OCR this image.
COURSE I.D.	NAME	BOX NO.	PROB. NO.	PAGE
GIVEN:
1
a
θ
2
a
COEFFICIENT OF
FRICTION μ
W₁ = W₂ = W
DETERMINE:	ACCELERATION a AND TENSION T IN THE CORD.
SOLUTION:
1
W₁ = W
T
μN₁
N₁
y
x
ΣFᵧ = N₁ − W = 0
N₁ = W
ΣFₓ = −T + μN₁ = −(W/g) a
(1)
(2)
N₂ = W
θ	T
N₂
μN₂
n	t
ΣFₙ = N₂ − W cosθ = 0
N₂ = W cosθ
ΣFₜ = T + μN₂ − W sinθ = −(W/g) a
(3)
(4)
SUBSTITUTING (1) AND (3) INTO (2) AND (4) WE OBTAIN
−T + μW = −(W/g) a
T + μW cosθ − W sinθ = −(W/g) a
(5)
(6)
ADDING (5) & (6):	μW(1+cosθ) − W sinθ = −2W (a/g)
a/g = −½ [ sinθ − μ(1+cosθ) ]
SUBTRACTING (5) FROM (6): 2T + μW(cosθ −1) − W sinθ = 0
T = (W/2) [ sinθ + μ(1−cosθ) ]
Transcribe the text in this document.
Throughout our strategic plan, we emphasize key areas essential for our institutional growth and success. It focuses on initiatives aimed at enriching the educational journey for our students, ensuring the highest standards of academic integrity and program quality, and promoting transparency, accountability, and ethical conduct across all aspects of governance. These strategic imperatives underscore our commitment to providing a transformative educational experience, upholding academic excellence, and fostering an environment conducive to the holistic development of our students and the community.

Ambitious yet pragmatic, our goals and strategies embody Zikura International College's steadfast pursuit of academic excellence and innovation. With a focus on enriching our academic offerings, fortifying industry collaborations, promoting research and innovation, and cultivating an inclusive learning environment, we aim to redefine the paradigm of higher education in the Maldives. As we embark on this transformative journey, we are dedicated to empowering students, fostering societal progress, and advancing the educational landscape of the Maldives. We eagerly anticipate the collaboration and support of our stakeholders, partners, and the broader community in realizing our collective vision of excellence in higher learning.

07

Your instructions — Your task is to retype all the records above with nothing left out.

Correct output —
OCR this image.
COURSE I.D.	NAME	BOX NO.	PROB. NO.	PAGE
GIVEN:
1
a
θ
2
a
COEFFICIENT OF
FRICTION μ
W₁ = W₂ = W
DETERMINE:	ACCELERATION a AND TENSION T IN THE CORD.
SOLUTION:
1
W₁ = W
T
μN₁
N₁
y
x
ΣFᵧ = N₁ − W = 0
N₁ = W
ΣFₓ = −T + μN₁ = −(W/g) a
(1)
(2)
N₂ = W
θ	T
N₂
μN₂
n	t
ΣFₙ = N₂ − W cosθ = 0
N₂ = W cosθ
ΣFₜ = T + μN₂ − W sinθ = −(W/g) a
(3)
(4)
SUBSTITUTING (1) AND (3) INTO (2) AND (4) WE OBTAIN
−T + μW = −(W/g) a
T + μW cosθ − W sinθ = −(W/g) a
(5)
(6)
ADDING (5) & (6):	μW(1+cosθ) − W sinθ = −2W (a/g)
a/g = −½ [ sinθ − μ(1+cosθ) ]
SUBTRACTING (5) FROM (6): 2T + μW(cosθ −1) − W sinθ = 0
T = (W/2) [ sinθ + μ(1−cosθ) ]
Transcribe the text in this document.
Throughout our strategic plan, we emphasize key areas essential for our institutional growth and success. It focuses on initiatives aimed at enriching the educational journey for our students, ensuring the highest standards of academic integrity and program quality, and promoting transparency, accountability, and ethical conduct across all aspects of governance. These strategic imperatives underscore our commitment to providing a transformative educational experience, upholding academic excellence, and fostering an environment conducive to the holistic development of our students and the community.

Ambitious yet pragmatic, our goals and strategies embody Zikura International College's steadfast pursuit of academic excellence and innovation. With a focus on enriching our academic offerings, fortifying industry collaborations, promoting research and innovation, and cultivating an inclusive learning environment, we aim to redefine the paradigm of higher education in the Maldives. As we embark on this transformative journey, we are dedicated to empowering students, fostering societal progress, and advancing the educational landscape of the Maldives. We eagerly anticipate the collaboration and support of our stakeholders, partners, and the broader community in realizing our collective vision of excellence in higher learning.

07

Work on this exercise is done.